(What to work on):
Give only the number of lines in the listing below where the string "Radon" occurs.

(Supplied information):

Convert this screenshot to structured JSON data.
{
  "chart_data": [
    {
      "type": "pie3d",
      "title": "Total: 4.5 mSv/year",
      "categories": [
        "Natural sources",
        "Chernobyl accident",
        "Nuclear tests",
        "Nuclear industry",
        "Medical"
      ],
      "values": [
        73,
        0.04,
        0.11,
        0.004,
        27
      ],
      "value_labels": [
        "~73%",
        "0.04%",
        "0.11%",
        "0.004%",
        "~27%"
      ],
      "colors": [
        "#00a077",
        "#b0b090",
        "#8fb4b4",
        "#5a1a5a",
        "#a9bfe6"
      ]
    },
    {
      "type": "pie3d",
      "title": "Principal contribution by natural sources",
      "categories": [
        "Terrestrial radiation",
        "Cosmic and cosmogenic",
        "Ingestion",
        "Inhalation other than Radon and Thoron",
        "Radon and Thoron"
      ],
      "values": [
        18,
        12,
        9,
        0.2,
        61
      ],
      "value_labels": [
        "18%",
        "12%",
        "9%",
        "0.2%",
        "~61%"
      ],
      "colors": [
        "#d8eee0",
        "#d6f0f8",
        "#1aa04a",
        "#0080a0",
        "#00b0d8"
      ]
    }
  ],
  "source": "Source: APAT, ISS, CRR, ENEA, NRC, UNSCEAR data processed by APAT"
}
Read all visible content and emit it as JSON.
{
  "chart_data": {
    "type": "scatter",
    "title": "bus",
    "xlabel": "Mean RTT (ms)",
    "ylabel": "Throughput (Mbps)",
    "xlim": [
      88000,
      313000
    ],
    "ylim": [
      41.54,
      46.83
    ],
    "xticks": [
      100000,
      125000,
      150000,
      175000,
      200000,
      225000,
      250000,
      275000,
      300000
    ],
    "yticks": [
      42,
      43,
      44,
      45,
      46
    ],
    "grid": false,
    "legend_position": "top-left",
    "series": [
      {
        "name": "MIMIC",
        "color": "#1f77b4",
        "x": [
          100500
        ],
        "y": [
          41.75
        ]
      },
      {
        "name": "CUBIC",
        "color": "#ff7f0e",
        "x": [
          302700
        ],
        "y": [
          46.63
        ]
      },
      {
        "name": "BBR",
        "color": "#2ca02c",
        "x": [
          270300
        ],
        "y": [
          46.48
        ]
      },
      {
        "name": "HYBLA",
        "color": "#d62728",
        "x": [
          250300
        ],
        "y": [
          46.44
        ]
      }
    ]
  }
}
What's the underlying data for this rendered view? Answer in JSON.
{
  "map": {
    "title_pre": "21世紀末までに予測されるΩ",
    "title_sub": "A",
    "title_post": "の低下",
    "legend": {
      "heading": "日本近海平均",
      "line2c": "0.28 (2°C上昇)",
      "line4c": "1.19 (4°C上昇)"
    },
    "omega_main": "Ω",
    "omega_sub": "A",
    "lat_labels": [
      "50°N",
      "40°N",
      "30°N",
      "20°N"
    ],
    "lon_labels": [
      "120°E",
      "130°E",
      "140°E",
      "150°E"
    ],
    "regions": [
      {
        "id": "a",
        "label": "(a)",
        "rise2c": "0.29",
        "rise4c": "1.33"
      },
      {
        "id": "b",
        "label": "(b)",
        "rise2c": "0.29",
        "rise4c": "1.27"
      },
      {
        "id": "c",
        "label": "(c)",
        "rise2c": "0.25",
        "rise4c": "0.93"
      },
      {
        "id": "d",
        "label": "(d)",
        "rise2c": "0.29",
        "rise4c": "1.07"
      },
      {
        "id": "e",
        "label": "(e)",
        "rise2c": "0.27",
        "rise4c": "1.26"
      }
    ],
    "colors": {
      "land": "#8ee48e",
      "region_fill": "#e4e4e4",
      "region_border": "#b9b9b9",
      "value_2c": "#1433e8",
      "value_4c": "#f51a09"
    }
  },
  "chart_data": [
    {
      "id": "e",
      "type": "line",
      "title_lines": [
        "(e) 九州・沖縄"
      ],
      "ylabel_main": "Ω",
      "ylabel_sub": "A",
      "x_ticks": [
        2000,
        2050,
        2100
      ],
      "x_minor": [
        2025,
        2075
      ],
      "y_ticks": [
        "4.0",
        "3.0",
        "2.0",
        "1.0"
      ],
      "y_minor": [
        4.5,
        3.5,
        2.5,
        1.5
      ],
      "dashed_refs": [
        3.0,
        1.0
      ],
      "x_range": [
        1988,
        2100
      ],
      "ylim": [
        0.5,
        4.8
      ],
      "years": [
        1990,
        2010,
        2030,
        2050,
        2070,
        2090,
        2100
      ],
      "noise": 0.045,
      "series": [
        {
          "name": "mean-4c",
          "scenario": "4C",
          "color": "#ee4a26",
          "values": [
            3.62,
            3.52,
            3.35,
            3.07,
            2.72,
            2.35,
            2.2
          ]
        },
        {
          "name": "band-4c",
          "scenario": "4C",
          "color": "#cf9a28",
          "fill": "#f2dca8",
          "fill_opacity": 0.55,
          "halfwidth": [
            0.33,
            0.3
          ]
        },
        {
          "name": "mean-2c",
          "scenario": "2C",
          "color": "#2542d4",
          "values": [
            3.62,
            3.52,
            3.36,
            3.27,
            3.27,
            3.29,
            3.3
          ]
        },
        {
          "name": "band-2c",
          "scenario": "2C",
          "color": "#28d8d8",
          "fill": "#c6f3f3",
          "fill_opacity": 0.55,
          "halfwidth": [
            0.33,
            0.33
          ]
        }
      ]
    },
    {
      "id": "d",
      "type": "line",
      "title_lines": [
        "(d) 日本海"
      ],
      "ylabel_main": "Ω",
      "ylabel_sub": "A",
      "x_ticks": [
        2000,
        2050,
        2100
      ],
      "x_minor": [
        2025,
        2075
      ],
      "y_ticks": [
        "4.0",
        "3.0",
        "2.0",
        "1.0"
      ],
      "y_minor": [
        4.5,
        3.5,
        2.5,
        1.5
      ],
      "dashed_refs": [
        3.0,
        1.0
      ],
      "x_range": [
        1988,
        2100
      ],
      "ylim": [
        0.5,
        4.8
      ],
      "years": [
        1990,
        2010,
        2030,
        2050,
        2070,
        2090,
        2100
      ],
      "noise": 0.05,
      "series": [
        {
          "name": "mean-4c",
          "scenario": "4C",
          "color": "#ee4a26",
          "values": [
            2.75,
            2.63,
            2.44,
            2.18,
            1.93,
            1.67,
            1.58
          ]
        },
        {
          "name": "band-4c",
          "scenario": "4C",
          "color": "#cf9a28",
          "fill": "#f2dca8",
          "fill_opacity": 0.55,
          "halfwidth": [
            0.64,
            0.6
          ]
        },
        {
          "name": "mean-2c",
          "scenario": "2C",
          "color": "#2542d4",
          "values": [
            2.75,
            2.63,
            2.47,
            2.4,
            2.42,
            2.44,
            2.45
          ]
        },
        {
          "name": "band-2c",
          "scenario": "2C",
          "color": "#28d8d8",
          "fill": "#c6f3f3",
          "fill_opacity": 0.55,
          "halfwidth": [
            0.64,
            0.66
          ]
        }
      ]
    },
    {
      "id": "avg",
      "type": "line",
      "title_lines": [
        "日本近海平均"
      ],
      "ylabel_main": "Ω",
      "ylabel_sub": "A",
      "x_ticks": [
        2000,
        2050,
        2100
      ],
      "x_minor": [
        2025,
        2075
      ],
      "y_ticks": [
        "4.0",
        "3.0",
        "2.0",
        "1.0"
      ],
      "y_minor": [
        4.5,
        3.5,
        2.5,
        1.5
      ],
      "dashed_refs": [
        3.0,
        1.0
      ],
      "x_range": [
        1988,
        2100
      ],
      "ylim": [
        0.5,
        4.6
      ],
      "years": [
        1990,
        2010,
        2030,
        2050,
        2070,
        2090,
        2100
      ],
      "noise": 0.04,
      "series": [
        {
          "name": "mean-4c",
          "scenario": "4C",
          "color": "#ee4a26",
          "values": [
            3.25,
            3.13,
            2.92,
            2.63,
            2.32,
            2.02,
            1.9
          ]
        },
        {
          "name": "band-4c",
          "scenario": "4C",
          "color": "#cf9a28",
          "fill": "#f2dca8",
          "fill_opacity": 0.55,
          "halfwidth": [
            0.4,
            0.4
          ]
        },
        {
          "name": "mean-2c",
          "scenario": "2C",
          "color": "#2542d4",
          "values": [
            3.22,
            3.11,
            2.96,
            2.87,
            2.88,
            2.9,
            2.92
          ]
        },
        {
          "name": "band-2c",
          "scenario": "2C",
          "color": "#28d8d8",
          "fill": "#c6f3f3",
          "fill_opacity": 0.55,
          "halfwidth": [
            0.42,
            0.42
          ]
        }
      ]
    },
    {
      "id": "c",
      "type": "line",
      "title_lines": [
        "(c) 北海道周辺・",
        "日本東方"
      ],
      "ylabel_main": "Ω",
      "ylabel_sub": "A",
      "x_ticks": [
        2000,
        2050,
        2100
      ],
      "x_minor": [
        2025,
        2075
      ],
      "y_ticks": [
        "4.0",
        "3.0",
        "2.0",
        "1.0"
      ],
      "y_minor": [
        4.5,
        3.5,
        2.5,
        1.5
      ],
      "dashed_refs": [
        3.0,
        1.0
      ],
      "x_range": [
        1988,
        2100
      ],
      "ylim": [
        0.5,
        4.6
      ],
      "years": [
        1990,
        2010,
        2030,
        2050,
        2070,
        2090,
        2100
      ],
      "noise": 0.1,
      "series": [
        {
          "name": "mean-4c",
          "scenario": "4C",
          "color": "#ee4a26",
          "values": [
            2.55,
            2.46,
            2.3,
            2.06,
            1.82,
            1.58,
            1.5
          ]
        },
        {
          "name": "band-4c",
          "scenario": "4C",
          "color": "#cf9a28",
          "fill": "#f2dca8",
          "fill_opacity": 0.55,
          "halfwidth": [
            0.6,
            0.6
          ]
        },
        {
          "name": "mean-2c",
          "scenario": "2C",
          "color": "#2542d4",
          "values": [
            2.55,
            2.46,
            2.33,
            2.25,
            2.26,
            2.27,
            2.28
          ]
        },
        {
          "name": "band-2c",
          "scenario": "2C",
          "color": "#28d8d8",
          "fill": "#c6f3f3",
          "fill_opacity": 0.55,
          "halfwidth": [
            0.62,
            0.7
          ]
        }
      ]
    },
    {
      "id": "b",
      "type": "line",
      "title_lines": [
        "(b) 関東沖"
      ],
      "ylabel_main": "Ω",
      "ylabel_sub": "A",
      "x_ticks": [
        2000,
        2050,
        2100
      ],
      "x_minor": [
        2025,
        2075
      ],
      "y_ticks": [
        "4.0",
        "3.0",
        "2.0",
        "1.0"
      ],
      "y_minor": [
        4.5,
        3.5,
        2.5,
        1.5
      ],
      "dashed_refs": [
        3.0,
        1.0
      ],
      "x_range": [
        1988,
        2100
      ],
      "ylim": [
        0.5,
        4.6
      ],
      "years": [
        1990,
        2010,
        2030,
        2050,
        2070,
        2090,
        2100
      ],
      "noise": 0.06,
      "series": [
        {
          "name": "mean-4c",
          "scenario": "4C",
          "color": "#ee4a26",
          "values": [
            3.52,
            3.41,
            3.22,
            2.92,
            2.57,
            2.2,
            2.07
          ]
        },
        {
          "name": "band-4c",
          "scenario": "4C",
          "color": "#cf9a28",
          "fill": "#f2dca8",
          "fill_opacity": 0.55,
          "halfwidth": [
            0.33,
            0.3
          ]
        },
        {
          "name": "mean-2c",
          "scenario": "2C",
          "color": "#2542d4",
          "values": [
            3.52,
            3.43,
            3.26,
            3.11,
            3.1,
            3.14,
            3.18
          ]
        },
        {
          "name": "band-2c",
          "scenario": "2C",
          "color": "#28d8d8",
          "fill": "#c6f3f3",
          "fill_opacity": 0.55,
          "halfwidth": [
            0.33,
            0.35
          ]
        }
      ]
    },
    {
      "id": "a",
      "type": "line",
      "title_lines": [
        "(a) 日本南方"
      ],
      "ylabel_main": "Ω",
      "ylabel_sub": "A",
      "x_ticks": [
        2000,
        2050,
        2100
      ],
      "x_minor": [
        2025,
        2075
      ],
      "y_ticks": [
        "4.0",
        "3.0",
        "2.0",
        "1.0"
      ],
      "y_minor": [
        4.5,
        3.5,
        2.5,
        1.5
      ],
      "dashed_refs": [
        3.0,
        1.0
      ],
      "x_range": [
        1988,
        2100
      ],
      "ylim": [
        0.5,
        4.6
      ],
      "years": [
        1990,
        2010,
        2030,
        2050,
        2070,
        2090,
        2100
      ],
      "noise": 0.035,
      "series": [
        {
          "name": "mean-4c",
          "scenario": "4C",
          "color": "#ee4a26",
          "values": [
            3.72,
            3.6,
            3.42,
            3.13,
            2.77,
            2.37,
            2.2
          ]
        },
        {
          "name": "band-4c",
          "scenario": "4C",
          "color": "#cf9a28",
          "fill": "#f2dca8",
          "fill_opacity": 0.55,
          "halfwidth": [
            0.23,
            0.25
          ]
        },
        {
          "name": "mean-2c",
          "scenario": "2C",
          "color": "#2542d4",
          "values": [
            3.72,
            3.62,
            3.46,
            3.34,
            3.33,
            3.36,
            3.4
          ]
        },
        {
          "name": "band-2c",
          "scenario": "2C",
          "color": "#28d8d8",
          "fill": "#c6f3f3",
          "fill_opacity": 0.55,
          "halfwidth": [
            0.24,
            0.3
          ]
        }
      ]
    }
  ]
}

(Result of the exercise):
2